The exercise: Find the lines in these entries that include the word "MACD" and state how many there are, with no other words.

*****

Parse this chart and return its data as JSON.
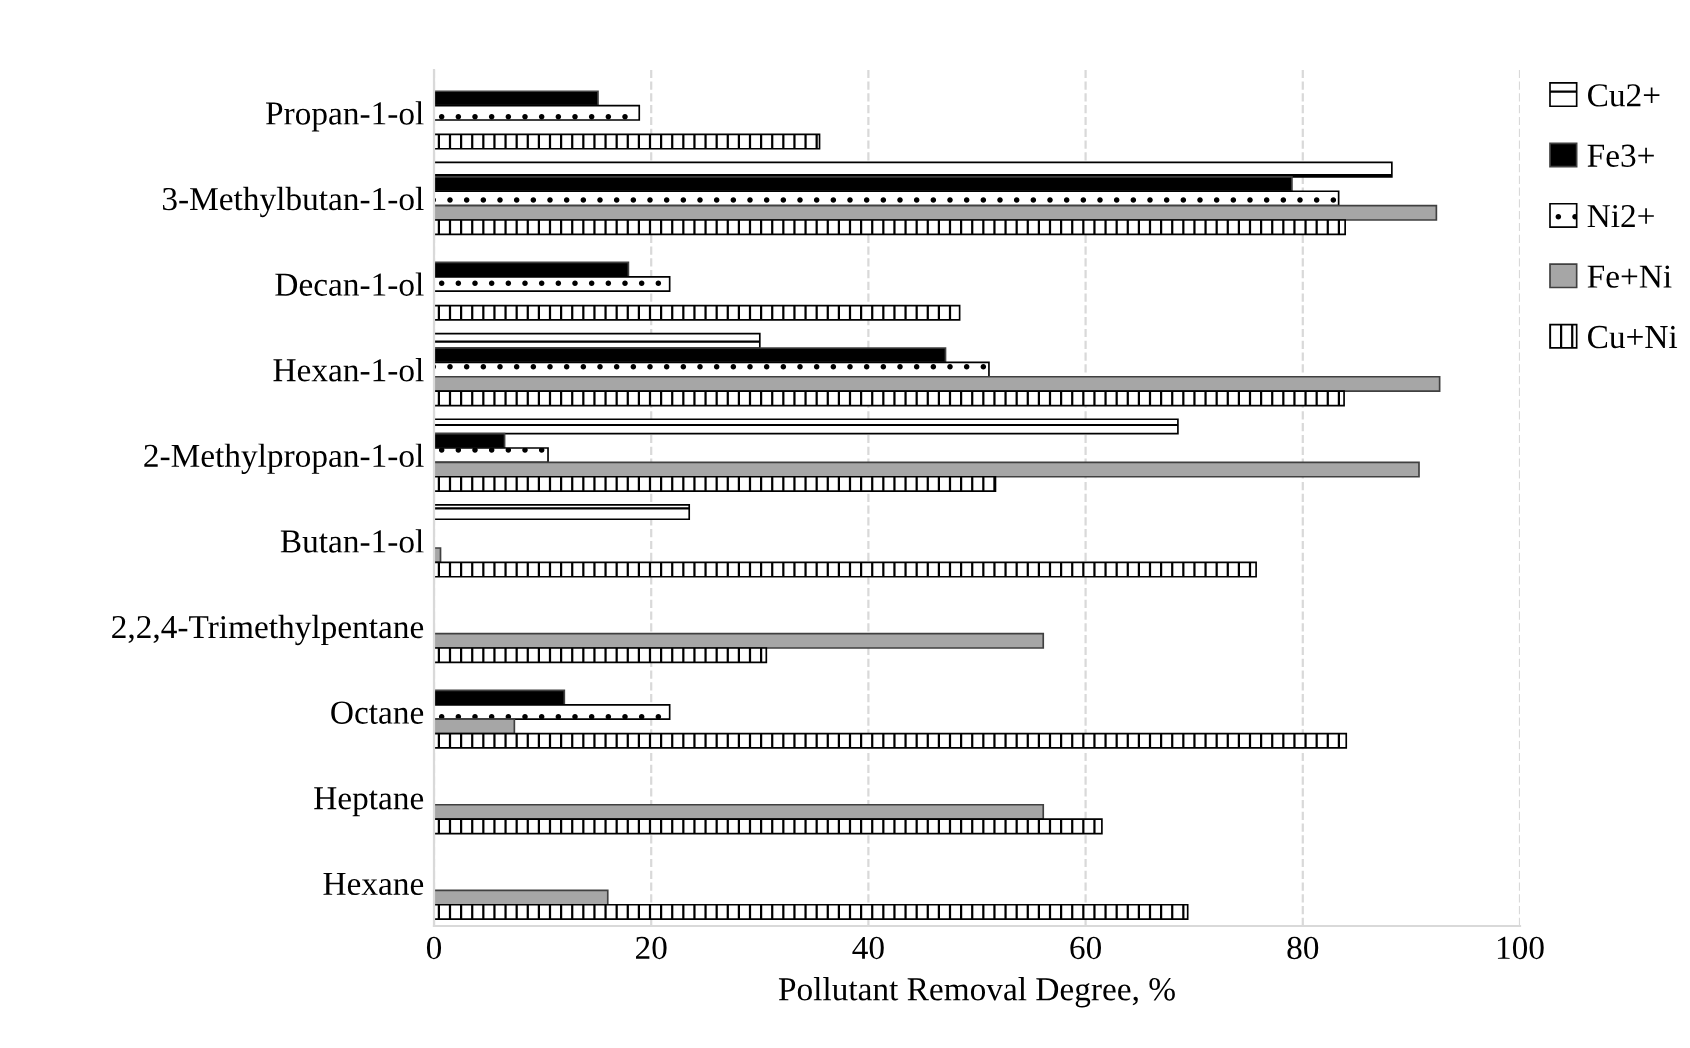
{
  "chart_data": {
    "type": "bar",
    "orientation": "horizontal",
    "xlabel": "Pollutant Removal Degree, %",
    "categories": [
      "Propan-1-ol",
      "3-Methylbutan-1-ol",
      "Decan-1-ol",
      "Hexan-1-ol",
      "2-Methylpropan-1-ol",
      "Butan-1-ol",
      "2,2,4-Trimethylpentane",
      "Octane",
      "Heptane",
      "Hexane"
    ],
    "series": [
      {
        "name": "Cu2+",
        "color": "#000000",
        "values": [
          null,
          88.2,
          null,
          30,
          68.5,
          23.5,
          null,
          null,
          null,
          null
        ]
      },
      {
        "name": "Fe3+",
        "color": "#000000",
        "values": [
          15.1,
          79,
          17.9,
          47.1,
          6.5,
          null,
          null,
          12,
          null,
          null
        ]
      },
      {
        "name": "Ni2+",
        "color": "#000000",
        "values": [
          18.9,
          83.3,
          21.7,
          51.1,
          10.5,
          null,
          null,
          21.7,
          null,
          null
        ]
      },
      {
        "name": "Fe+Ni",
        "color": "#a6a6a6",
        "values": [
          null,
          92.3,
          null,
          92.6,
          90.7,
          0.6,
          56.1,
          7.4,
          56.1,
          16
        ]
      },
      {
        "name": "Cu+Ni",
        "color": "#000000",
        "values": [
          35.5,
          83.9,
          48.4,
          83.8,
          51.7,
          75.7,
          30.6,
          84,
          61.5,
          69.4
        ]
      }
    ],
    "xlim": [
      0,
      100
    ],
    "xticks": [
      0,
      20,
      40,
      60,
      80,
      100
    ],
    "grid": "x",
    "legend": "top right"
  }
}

*****

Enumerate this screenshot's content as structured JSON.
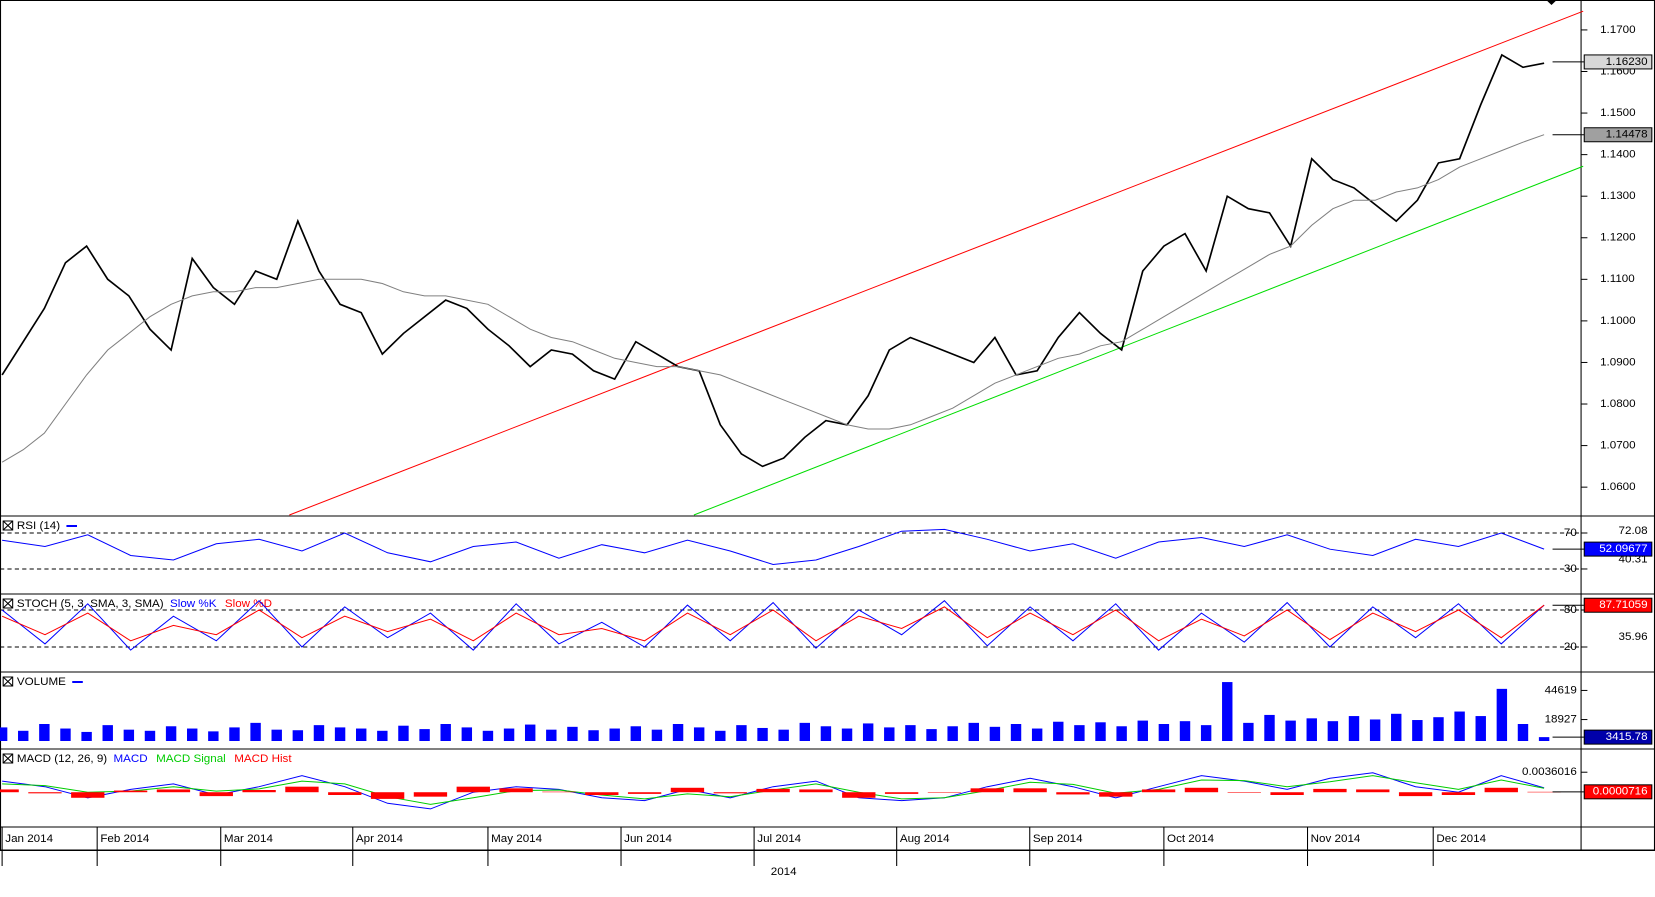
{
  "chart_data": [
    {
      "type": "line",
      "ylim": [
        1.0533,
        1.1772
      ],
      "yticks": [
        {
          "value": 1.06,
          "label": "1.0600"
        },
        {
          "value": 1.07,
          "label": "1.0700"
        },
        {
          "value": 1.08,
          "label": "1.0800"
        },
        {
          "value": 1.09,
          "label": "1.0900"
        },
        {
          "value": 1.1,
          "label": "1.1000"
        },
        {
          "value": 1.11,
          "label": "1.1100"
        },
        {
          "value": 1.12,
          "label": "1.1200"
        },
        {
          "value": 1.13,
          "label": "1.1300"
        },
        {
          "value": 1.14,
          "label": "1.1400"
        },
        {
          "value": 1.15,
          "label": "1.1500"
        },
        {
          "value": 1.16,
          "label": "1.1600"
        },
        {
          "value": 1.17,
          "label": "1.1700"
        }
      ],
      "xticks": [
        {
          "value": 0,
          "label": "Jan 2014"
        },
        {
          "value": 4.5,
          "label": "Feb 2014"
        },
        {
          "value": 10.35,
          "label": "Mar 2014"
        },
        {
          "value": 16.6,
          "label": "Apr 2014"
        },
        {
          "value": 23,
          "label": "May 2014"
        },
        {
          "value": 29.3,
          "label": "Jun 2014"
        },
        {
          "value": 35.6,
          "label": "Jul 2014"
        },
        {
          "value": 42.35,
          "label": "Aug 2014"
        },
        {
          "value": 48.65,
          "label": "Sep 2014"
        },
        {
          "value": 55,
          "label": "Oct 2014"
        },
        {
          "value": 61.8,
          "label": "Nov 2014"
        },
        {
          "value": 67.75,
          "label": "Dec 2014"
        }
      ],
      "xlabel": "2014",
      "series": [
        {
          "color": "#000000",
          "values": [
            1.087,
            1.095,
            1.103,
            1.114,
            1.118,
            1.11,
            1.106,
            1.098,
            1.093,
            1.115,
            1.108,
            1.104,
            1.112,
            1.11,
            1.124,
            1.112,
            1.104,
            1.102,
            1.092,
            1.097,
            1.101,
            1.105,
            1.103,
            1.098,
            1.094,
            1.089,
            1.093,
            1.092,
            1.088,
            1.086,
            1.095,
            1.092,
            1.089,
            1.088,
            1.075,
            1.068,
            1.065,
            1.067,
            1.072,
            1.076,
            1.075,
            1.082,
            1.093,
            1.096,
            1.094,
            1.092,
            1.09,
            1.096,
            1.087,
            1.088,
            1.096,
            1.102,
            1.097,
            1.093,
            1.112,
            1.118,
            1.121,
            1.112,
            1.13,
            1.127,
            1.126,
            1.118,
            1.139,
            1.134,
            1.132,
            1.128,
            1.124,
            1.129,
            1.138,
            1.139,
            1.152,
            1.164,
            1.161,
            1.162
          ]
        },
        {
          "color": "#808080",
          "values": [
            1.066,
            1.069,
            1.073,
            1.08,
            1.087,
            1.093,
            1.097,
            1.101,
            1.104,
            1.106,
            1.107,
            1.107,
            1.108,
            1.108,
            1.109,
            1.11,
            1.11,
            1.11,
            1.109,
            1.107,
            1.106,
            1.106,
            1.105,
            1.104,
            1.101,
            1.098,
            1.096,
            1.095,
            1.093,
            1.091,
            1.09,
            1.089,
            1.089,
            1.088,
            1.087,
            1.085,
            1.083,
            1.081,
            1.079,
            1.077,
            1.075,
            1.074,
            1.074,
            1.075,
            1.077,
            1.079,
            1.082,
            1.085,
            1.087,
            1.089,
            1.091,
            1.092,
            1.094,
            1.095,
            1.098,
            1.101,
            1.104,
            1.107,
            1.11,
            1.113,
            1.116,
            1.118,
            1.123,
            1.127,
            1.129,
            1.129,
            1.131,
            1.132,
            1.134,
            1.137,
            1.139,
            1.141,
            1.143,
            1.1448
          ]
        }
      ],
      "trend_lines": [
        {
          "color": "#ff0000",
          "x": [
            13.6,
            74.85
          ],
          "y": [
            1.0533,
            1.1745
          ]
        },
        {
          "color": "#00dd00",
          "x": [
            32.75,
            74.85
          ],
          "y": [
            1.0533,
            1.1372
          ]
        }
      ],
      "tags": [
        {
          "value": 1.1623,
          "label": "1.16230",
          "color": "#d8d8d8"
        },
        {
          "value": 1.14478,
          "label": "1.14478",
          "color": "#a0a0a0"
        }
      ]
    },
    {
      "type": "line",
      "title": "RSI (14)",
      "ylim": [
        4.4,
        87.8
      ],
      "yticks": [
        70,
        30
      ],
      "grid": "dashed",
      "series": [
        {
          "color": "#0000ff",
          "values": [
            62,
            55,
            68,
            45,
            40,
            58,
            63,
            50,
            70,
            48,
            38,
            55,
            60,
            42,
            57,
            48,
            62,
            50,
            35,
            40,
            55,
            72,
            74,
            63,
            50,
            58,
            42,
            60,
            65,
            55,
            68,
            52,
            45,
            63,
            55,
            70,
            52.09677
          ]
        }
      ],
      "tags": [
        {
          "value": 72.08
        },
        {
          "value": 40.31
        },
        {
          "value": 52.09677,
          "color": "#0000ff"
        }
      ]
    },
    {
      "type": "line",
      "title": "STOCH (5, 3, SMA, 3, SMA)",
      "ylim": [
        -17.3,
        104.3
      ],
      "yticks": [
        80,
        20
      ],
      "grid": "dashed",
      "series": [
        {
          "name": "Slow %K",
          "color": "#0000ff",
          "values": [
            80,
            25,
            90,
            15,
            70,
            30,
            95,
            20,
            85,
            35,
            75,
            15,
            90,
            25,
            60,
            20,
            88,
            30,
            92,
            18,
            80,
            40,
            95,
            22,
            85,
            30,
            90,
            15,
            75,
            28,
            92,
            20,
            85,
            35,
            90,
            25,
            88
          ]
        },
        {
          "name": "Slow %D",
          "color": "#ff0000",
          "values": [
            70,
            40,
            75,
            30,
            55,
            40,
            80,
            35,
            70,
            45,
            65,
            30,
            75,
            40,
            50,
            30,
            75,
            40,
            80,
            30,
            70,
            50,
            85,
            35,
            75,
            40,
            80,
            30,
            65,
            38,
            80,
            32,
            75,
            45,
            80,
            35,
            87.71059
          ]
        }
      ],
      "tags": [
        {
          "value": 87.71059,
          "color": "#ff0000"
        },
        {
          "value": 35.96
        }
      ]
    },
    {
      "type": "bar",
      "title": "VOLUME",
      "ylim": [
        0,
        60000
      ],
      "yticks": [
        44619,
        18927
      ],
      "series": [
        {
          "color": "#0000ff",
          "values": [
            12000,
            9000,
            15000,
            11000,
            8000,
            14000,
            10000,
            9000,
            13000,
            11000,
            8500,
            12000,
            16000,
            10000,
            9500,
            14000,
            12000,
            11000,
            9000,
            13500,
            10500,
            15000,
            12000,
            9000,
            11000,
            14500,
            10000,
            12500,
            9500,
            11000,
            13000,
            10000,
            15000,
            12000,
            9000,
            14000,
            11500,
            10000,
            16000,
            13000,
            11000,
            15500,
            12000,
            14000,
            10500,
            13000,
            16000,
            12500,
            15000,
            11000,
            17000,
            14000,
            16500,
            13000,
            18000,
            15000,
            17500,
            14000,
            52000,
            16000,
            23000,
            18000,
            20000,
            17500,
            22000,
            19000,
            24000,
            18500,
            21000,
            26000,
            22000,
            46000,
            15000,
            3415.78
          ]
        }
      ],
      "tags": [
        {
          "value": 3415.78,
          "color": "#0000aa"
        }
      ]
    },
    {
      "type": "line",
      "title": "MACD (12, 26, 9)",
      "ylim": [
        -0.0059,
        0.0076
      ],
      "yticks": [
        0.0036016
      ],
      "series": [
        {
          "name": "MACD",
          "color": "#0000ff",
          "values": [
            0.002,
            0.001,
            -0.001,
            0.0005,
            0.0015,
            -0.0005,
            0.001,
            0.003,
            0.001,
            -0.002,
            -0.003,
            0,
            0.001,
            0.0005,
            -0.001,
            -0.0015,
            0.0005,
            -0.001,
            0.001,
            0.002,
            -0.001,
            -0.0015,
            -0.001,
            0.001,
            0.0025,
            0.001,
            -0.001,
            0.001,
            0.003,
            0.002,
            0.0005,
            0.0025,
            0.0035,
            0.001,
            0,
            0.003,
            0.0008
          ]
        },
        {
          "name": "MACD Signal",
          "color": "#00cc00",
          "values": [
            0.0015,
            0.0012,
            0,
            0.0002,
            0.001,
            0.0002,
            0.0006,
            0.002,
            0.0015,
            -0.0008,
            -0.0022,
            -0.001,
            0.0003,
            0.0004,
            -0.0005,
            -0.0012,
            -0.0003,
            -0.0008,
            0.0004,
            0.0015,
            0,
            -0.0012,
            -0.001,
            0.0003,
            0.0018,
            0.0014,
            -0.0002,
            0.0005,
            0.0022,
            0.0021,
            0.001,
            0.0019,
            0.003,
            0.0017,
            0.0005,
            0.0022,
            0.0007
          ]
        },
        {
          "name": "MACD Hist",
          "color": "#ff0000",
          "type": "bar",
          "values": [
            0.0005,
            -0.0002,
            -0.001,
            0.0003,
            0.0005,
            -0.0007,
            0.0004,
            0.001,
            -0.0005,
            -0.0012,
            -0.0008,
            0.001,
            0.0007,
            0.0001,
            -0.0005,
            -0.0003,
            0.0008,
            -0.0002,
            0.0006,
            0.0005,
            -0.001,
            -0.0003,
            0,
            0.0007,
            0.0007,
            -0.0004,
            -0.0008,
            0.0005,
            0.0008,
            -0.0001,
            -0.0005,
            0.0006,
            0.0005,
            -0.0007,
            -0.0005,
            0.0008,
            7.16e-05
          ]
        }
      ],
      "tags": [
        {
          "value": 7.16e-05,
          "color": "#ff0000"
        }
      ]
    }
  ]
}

*****

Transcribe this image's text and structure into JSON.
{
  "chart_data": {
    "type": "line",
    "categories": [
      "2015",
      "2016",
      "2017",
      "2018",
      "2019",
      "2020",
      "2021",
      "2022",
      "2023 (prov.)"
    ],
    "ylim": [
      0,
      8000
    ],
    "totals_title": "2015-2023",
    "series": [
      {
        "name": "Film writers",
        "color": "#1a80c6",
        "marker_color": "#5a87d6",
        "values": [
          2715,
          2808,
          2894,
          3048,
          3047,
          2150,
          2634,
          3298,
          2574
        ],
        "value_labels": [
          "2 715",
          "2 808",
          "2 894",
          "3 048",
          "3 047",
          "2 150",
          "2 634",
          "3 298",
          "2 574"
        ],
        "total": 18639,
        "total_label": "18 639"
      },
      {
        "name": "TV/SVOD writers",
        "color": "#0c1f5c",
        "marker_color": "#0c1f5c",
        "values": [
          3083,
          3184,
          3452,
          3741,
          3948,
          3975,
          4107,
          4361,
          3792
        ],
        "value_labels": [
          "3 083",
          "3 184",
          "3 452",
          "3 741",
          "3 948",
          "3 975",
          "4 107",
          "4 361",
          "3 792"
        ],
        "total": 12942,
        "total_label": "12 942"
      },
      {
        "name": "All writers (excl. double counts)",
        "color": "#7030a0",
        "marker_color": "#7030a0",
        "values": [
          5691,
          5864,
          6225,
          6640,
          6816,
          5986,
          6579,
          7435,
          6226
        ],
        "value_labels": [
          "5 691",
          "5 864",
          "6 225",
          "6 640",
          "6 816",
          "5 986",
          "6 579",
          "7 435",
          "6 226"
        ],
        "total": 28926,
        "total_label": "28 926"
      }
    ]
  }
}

*****

Exercise output: 4